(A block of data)
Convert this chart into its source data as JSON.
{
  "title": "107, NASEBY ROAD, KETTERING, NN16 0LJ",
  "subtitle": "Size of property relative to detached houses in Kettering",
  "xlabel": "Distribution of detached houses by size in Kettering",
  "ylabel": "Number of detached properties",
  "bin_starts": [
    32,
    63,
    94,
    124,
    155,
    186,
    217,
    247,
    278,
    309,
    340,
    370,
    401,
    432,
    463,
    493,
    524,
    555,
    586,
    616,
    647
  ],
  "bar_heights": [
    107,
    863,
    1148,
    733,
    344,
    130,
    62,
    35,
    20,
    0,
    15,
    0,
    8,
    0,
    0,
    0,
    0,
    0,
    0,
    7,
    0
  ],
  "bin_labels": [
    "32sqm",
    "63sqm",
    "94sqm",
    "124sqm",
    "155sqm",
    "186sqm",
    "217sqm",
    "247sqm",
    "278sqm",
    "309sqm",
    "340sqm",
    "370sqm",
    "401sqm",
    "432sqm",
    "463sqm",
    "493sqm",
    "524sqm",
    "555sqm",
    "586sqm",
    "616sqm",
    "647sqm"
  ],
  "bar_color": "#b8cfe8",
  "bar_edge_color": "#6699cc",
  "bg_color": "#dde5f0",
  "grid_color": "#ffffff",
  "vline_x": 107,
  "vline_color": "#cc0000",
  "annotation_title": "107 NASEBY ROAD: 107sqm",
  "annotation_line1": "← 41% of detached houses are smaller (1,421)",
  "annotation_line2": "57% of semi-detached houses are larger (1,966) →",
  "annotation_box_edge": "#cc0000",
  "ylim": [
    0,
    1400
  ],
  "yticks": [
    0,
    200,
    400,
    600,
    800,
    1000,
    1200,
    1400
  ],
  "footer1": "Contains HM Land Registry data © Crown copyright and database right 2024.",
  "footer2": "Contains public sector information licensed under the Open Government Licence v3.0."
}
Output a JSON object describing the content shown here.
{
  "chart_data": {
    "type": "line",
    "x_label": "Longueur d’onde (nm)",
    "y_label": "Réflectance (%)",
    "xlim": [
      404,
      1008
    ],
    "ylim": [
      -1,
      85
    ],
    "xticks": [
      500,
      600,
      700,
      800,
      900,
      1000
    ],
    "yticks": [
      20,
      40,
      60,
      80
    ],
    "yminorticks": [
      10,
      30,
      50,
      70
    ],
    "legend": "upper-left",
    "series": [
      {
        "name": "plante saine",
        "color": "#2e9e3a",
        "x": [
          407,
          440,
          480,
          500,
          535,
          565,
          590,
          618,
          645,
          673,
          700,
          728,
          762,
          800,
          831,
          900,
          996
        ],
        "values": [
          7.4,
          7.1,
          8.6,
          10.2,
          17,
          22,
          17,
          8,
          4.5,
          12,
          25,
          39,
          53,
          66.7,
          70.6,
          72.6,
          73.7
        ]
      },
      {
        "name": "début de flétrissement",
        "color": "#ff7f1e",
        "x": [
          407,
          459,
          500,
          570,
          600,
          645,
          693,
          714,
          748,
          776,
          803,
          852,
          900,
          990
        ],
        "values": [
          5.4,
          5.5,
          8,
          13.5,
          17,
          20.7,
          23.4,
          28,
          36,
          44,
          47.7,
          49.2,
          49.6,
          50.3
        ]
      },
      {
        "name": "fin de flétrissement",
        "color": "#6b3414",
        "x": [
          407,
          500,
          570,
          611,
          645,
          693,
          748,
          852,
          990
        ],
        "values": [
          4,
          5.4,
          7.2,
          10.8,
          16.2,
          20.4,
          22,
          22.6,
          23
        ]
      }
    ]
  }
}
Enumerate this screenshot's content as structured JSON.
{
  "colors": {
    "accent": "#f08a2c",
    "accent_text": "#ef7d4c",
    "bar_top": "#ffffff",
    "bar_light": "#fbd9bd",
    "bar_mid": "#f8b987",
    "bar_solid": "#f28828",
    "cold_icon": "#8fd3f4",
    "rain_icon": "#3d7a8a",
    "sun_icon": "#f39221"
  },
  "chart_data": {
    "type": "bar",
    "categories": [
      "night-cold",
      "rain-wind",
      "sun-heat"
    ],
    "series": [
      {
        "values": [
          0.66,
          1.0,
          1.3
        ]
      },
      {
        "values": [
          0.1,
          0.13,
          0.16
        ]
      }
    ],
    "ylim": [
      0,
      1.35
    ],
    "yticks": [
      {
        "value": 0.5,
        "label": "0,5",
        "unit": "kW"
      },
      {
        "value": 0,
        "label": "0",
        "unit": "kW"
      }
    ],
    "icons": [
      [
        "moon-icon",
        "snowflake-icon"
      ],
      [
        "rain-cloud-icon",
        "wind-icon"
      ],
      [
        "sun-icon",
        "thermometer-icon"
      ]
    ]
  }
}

Work required:
List every line from the entries above in which "NASEBY" appears.

Task result:
  "title": "107, NASEBY ROAD, KETTERING, NN16 0LJ",
  "annotation_title": "107 NASEBY ROAD: 107sqm",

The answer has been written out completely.